--- start Record set ---
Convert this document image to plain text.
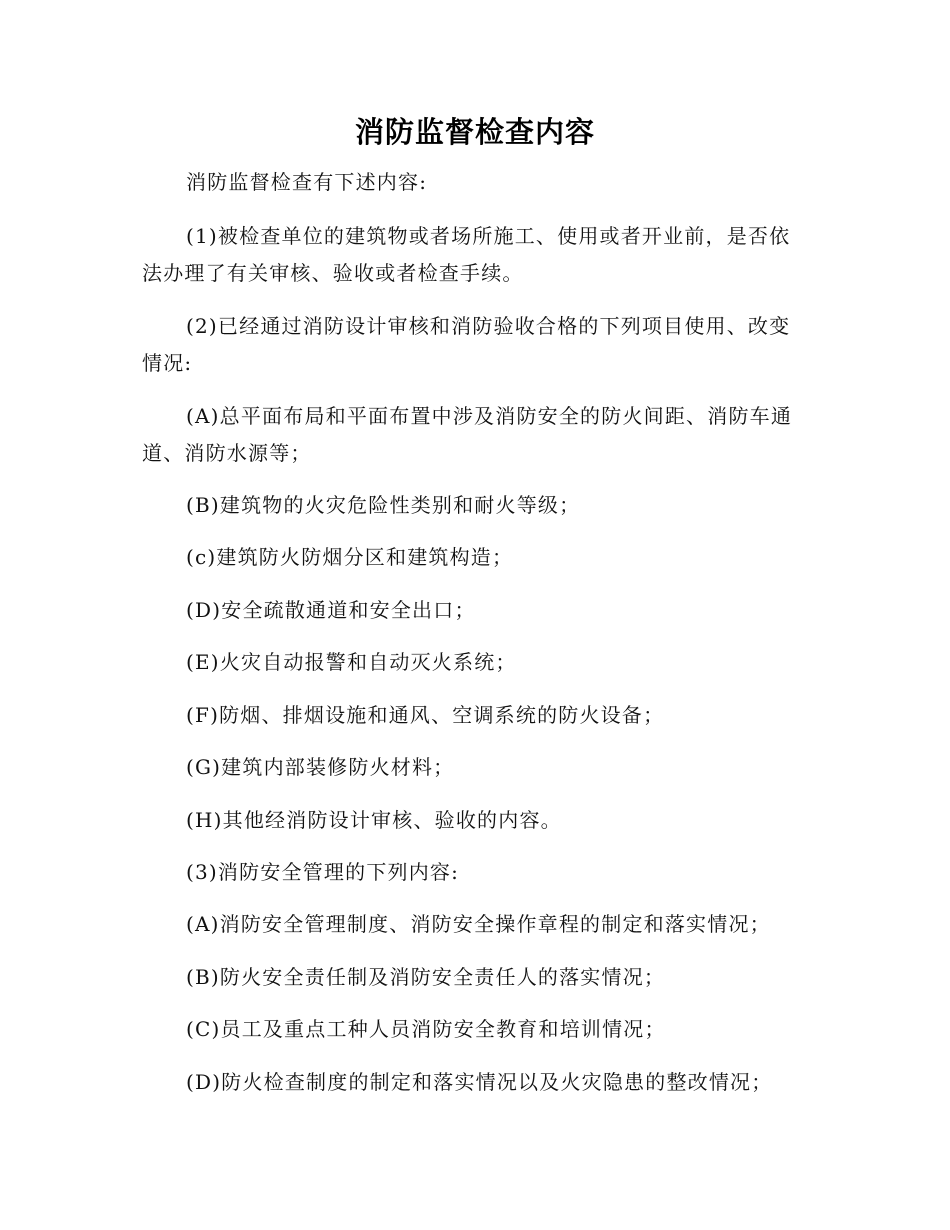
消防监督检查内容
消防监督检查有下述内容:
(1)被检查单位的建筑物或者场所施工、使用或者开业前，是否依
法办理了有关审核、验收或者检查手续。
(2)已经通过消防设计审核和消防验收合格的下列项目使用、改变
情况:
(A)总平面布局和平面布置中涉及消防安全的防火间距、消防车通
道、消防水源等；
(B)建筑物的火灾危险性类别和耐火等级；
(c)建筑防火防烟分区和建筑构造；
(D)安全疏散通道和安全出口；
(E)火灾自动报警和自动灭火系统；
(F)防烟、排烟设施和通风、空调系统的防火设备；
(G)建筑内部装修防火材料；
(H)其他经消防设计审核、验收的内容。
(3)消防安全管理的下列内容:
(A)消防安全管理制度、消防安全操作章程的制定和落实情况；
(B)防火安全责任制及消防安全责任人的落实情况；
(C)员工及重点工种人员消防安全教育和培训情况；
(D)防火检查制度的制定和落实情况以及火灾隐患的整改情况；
--- end Record set ---
--- start Record set ---
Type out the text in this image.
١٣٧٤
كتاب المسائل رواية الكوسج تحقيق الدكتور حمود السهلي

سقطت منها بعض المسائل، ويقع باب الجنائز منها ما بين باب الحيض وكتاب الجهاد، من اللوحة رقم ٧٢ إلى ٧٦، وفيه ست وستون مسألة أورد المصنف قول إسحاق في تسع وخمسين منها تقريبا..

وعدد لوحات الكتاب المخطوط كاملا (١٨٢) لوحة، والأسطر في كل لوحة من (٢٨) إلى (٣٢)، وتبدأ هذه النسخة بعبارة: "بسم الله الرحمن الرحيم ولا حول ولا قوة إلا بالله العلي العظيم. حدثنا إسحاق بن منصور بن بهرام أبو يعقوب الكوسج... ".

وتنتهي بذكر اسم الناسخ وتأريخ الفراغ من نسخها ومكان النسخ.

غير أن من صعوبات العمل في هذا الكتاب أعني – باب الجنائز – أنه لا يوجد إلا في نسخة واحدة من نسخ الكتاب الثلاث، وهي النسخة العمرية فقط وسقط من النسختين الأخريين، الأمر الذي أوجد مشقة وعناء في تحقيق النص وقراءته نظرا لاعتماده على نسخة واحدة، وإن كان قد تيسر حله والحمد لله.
--- end Record set ---
* Exercise objective
Pull out the lines above in which the word "الجنائز" appears.

* Solution for this task
سقطت منها بعض المسائل، ويقع باب الجنائز منها ما بين باب الحيض وكتاب الجهاد، من اللوحة رقم ٧٢ إلى ٧٦، وفيه ست وستون مسألة أورد المصنف قول إسحاق في تسع وخمسين منها تقريبا..
غير أن من صعوبات العمل في هذا الكتاب أعني – باب الجنائز – أنه لا يوجد إلا في نسخة واحدة من نسخ الكتاب الثلاث، وهي النسخة العمرية فقط وسقط من النسختين الأخريين، الأمر الذي أوجد مشقة وعناء في تحقيق النص وقراءته نظرا لاعتماده على نسخة واحدة، وإن كان قد تيسر حله والحمد لله.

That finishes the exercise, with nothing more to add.